>> BEGIN ITEMS

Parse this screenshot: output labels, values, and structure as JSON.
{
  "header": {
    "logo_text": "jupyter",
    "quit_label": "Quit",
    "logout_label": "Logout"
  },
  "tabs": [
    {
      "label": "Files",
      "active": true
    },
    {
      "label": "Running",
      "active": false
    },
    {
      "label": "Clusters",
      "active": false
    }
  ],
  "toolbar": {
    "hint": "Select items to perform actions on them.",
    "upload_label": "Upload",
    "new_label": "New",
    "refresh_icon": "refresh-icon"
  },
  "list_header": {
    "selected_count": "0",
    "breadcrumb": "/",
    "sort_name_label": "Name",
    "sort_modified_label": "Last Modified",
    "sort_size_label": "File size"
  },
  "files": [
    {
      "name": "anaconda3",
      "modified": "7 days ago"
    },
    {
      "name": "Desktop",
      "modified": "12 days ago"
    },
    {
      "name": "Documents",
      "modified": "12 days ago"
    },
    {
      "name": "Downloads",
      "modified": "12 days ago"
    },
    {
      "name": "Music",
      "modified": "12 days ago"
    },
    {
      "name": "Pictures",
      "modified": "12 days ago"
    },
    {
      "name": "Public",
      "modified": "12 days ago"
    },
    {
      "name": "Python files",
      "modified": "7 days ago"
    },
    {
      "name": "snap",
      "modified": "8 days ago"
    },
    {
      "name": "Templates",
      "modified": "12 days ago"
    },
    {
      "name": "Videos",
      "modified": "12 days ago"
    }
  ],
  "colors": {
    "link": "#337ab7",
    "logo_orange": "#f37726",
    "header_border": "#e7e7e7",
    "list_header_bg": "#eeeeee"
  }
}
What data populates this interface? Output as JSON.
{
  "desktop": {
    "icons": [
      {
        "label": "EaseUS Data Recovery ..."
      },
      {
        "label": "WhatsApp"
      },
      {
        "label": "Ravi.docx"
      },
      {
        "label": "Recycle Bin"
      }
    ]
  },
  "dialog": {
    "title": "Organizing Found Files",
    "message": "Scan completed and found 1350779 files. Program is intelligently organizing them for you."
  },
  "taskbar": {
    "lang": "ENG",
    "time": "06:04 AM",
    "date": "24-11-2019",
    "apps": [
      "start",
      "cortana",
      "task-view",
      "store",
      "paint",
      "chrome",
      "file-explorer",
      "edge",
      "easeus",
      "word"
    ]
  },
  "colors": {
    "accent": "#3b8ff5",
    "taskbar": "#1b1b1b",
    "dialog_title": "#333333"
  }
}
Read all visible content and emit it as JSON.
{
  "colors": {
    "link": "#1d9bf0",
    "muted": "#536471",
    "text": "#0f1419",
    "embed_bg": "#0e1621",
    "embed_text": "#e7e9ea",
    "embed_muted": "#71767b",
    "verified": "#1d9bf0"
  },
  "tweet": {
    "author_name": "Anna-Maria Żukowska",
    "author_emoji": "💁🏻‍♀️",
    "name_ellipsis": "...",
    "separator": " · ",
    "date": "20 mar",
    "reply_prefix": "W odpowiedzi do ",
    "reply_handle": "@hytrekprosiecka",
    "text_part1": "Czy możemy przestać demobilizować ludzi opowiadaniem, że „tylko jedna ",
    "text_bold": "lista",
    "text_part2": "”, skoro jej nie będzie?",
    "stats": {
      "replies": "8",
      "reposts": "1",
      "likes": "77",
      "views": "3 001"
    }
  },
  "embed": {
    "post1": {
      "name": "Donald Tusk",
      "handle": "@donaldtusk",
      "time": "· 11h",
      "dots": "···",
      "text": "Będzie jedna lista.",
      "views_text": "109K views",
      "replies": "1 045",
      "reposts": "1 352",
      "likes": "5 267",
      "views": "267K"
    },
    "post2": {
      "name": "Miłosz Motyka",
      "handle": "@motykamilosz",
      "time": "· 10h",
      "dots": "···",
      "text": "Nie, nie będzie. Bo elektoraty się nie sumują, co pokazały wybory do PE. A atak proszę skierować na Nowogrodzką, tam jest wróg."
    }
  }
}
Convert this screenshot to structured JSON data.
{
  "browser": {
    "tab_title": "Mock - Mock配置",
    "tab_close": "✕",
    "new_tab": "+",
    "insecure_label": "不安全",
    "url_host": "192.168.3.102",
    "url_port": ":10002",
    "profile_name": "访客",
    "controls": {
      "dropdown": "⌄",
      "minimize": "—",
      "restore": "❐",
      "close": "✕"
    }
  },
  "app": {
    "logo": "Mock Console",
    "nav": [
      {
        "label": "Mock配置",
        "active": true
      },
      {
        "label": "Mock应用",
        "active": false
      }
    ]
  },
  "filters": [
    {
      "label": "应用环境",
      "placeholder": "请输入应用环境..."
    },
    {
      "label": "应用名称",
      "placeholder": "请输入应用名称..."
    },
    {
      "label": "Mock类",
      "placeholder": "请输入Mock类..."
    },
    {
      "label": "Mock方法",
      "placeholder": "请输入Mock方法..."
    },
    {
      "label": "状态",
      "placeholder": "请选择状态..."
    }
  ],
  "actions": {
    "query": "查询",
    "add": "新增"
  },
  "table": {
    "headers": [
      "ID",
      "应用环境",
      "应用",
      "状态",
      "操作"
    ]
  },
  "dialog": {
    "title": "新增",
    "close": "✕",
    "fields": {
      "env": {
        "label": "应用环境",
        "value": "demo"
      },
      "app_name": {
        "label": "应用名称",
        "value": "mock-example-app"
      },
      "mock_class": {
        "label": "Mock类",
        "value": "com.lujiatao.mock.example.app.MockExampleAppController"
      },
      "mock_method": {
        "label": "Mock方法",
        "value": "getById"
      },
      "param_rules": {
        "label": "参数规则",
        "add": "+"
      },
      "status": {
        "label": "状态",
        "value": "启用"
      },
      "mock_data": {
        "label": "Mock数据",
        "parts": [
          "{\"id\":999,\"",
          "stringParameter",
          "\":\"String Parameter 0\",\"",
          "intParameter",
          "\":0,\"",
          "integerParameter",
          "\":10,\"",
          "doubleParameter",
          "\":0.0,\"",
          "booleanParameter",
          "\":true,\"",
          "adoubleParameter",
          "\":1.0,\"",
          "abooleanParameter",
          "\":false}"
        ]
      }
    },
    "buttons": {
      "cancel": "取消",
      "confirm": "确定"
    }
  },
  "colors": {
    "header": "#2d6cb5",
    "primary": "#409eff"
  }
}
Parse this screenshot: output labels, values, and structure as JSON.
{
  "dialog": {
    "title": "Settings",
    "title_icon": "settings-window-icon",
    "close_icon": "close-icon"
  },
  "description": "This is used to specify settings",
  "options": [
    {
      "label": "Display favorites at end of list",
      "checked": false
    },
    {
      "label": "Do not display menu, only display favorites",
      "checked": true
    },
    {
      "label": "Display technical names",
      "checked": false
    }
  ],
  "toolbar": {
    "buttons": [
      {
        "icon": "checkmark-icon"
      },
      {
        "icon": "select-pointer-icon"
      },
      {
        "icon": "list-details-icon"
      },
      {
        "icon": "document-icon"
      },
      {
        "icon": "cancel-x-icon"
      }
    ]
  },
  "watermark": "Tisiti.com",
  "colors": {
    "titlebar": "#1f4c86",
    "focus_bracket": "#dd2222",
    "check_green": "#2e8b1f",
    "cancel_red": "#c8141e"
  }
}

>> END ITEMS

▶ [WHAT THE TASK ASKS]: Retype the data in full and match it exactly.

▶ [RESULT BELOW]:
Parse this screenshot: output labels, values, and structure as JSON.
{
  "header": {
    "logo_text": "jupyter",
    "quit_label": "Quit",
    "logout_label": "Logout"
  },
  "tabs": [
    {
      "label": "Files",
      "active": true
    },
    {
      "label": "Running",
      "active": false
    },
    {
      "label": "Clusters",
      "active": false
    }
  ],
  "toolbar": {
    "hint": "Select items to perform actions on them.",
    "upload_label": "Upload",
    "new_label": "New",
    "refresh_icon": "refresh-icon"
  },
  "list_header": {
    "selected_count": "0",
    "breadcrumb": "/",
    "sort_name_label": "Name",
    "sort_modified_label": "Last Modified",
    "sort_size_label": "File size"
  },
  "files": [
    {
      "name": "anaconda3",
      "modified": "7 days ago"
    },
    {
      "name": "Desktop",
      "modified": "12 days ago"
    },
    {
      "name": "Documents",
      "modified": "12 days ago"
    },
    {
      "name": "Downloads",
      "modified": "12 days ago"
    },
    {
      "name": "Music",
      "modified": "12 days ago"
    },
    {
      "name": "Pictures",
      "modified": "12 days ago"
    },
    {
      "name": "Public",
      "modified": "12 days ago"
    },
    {
      "name": "Python files",
      "modified": "7 days ago"
    },
    {
      "name": "snap",
      "modified": "8 days ago"
    },
    {
      "name": "Templates",
      "modified": "12 days ago"
    },
    {
      "name": "Videos",
      "modified": "12 days ago"
    }
  ],
  "colors": {
    "link": "#337ab7",
    "logo_orange": "#f37726",
    "header_border": "#e7e7e7",
    "list_header_bg": "#eeeeee"
  }
}
What data populates this interface? Output as JSON.
{
  "desktop": {
    "icons": [
      {
        "label": "EaseUS Data Recovery ..."
      },
      {
        "label": "WhatsApp"
      },
      {
        "label": "Ravi.docx"
      },
      {
        "label": "Recycle Bin"
      }
    ]
  },
  "dialog": {
    "title": "Organizing Found Files",
    "message": "Scan completed and found 1350779 files. Program is intelligently organizing them for you."
  },
  "taskbar": {
    "lang": "ENG",
    "time": "06:04 AM",
    "date": "24-11-2019",
    "apps": [
      "start",
      "cortana",
      "task-view",
      "store",
      "paint",
      "chrome",
      "file-explorer",
      "edge",
      "easeus",
      "word"
    ]
  },
  "colors": {
    "accent": "#3b8ff5",
    "taskbar": "#1b1b1b",
    "dialog_title": "#333333"
  }
}
Read all visible content and emit it as JSON.
{
  "colors": {
    "link": "#1d9bf0",
    "muted": "#536471",
    "text": "#0f1419",
    "embed_bg": "#0e1621",
    "embed_text": "#e7e9ea",
    "embed_muted": "#71767b",
    "verified": "#1d9bf0"
  },
  "tweet": {
    "author_name": "Anna-Maria Żukowska",
    "author_emoji": "💁🏻‍♀️",
    "name_ellipsis": "...",
    "separator": " · ",
    "date": "20 mar",
    "reply_prefix": "W odpowiedzi do ",
    "reply_handle": "@hytrekprosiecka",
    "text_part1": "Czy możemy przestać demobilizować ludzi opowiadaniem, że „tylko jedna ",
    "text_bold": "lista",
    "text_part2": "”, skoro jej nie będzie?",
    "stats": {
      "replies": "8",
      "reposts": "1",
      "likes": "77",
      "views": "3 001"
    }
  },
  "embed": {
    "post1": {
      "name": "Donald Tusk",
      "handle": "@donaldtusk",
      "time": "· 11h",
      "dots": "···",
      "text": "Będzie jedna lista.",
      "views_text": "109K views",
      "replies": "1 045",
      "reposts": "1 352",
      "likes": "5 267",
      "views": "267K"
    },
    "post2": {
      "name": "Miłosz Motyka",
      "handle": "@motykamilosz",
      "time": "· 10h",
      "dots": "···",
      "text": "Nie, nie będzie. Bo elektoraty się nie sumują, co pokazały wybory do PE. A atak proszę skierować na Nowogrodzką, tam jest wróg."
    }
  }
}
Convert this screenshot to structured JSON data.
{
  "browser": {
    "tab_title": "Mock - Mock配置",
    "tab_close": "✕",
    "new_tab": "+",
    "insecure_label": "不安全",
    "url_host": "192.168.3.102",
    "url_port": ":10002",
    "profile_name": "访客",
    "controls": {
      "dropdown": "⌄",
      "minimize": "—",
      "restore": "❐",
      "close": "✕"
    }
  },
  "app": {
    "logo": "Mock Console",
    "nav": [
      {
        "label": "Mock配置",
        "active": true
      },
      {
        "label": "Mock应用",
        "active": false
      }
    ]
  },
  "filters": [
    {
      "label": "应用环境",
      "placeholder": "请输入应用环境..."
    },
    {
      "label": "应用名称",
      "placeholder": "请输入应用名称..."
    },
    {
      "label": "Mock类",
      "placeholder": "请输入Mock类..."
    },
    {
      "label": "Mock方法",
      "placeholder": "请输入Mock方法..."
    },
    {
      "label": "状态",
      "placeholder": "请选择状态..."
    }
  ],
  "actions": {
    "query": "查询",
    "add": "新增"
  },
  "table": {
    "headers": [
      "ID",
      "应用环境",
      "应用",
      "状态",
      "操作"
    ]
  },
  "dialog": {
    "title": "新增",
    "close": "✕",
    "fields": {
      "env": {
        "label": "应用环境",
        "value": "demo"
      },
      "app_name": {
        "label": "应用名称",
        "value": "mock-example-app"
      },
      "mock_class": {
        "label": "Mock类",
        "value": "com.lujiatao.mock.example.app.MockExampleAppController"
      },
      "mock_method": {
        "label": "Mock方法",
        "value": "getById"
      },
      "param_rules": {
        "label": "参数规则",
        "add": "+"
      },
      "status": {
        "label": "状态",
        "value": "启用"
      },
      "mock_data": {
        "label": "Mock数据",
        "parts": [
          "{\"id\":999,\"",
          "stringParameter",
          "\":\"String Parameter 0\",\"",
          "intParameter",
          "\":0,\"",
          "integerParameter",
          "\":10,\"",
          "doubleParameter",
          "\":0.0,\"",
          "booleanParameter",
          "\":true,\"",
          "adoubleParameter",
          "\":1.0,\"",
          "abooleanParameter",
          "\":false}"
        ]
      }
    },
    "buttons": {
      "cancel": "取消",
      "confirm": "确定"
    }
  },
  "colors": {
    "header": "#2d6cb5",
    "primary": "#409eff"
  }
}
Parse this screenshot: output labels, values, and structure as JSON.
{
  "dialog": {
    "title": "Settings",
    "title_icon": "settings-window-icon",
    "close_icon": "close-icon"
  },
  "description": "This is used to specify settings",
  "options": [
    {
      "label": "Display favorites at end of list",
      "checked": false
    },
    {
      "label": "Do not display menu, only display favorites",
      "checked": true
    },
    {
      "label": "Display technical names",
      "checked": false
    }
  ],
  "toolbar": {
    "buttons": [
      {
        "icon": "checkmark-icon"
      },
      {
        "icon": "select-pointer-icon"
      },
      {
        "icon": "list-details-icon"
      },
      {
        "icon": "document-icon"
      },
      {
        "icon": "cancel-x-icon"
      }
    ]
  },
  "watermark": "Tisiti.com",
  "colors": {
    "titlebar": "#1f4c86",
    "focus_bracket": "#dd2222",
    "check_green": "#2e8b1f",
    "cancel_red": "#c8141e"
  }
}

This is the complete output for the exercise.